__Task statement__
Copy all entries without alteration and skip the pictures they hold.

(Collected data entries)

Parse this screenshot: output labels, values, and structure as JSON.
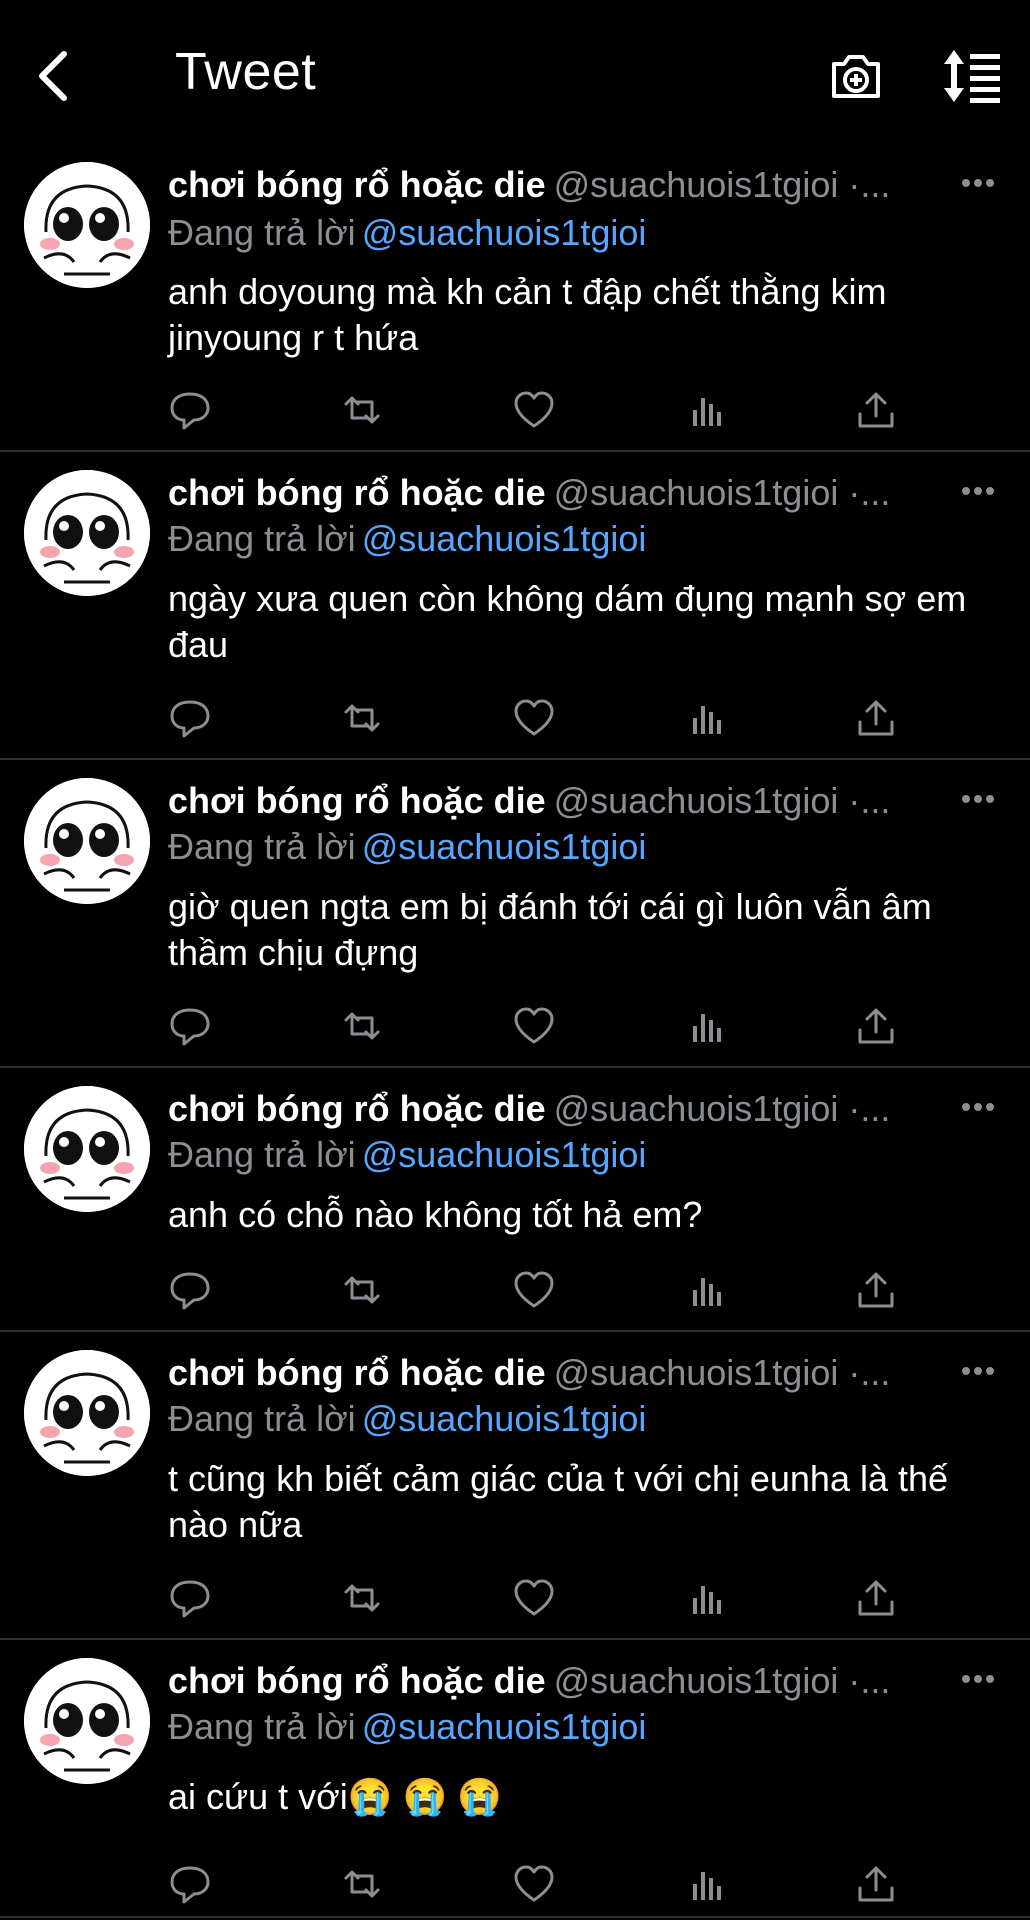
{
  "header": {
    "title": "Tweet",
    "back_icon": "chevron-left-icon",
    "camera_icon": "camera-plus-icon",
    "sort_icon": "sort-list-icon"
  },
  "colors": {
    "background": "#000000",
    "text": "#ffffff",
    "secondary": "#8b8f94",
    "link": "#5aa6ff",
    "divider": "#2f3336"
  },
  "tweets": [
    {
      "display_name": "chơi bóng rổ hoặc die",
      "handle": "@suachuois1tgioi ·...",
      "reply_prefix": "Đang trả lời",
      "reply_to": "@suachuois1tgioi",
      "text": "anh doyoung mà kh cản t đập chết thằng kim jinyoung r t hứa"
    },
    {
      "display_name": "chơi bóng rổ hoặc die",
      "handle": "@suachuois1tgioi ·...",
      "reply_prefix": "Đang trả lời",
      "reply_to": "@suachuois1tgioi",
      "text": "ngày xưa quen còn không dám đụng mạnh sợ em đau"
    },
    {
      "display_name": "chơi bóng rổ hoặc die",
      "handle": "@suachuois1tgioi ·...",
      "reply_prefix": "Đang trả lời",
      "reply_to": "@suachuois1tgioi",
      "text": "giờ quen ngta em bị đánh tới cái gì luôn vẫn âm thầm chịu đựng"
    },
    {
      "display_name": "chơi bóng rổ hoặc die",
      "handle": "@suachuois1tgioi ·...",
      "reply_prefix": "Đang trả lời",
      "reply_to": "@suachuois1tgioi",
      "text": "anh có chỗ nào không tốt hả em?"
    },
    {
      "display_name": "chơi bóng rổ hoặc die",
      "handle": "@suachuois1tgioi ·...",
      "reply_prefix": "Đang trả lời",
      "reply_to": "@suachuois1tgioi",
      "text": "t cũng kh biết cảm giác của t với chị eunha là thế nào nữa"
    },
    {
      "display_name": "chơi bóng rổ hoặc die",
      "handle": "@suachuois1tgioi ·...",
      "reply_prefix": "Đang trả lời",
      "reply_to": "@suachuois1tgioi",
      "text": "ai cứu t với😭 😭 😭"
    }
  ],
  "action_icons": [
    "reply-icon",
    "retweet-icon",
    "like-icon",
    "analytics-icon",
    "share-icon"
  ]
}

__Result for this exercise__
Parse this screenshot: output labels, values, and structure as JSON.
{
  "header": {
    "title": "Tweet",
    "back_icon": "chevron-left-icon",
    "camera_icon": "camera-plus-icon",
    "sort_icon": "sort-list-icon"
  },
  "colors": {
    "background": "#000000",
    "text": "#ffffff",
    "secondary": "#8b8f94",
    "link": "#5aa6ff",
    "divider": "#2f3336"
  },
  "tweets": [
    {
      "display_name": "chơi bóng rổ hoặc die",
      "handle": "@suachuois1tgioi ·...",
      "reply_prefix": "Đang trả lời",
      "reply_to": "@suachuois1tgioi",
      "text": "anh doyoung mà kh cản t đập chết thằng kim jinyoung r t hứa"
    },
    {
      "display_name": "chơi bóng rổ hoặc die",
      "handle": "@suachuois1tgioi ·...",
      "reply_prefix": "Đang trả lời",
      "reply_to": "@suachuois1tgioi",
      "text": "ngày xưa quen còn không dám đụng mạnh sợ em đau"
    },
    {
      "display_name": "chơi bóng rổ hoặc die",
      "handle": "@suachuois1tgioi ·...",
      "reply_prefix": "Đang trả lời",
      "reply_to": "@suachuois1tgioi",
      "text": "giờ quen ngta em bị đánh tới cái gì luôn vẫn âm thầm chịu đựng"
    },
    {
      "display_name": "chơi bóng rổ hoặc die",
      "handle": "@suachuois1tgioi ·...",
      "reply_prefix": "Đang trả lời",
      "reply_to": "@suachuois1tgioi",
      "text": "anh có chỗ nào không tốt hả em?"
    },
    {
      "display_name": "chơi bóng rổ hoặc die",
      "handle": "@suachuois1tgioi ·...",
      "reply_prefix": "Đang trả lời",
      "reply_to": "@suachuois1tgioi",
      "text": "t cũng kh biết cảm giác của t với chị eunha là thế nào nữa"
    },
    {
      "display_name": "chơi bóng rổ hoặc die",
      "handle": "@suachuois1tgioi ·...",
      "reply_prefix": "Đang trả lời",
      "reply_to": "@suachuois1tgioi",
      "text": "ai cứu t với😭 😭 😭"
    }
  ],
  "action_icons": [
    "reply-icon",
    "retweet-icon",
    "like-icon",
    "analytics-icon",
    "share-icon"
  ]
}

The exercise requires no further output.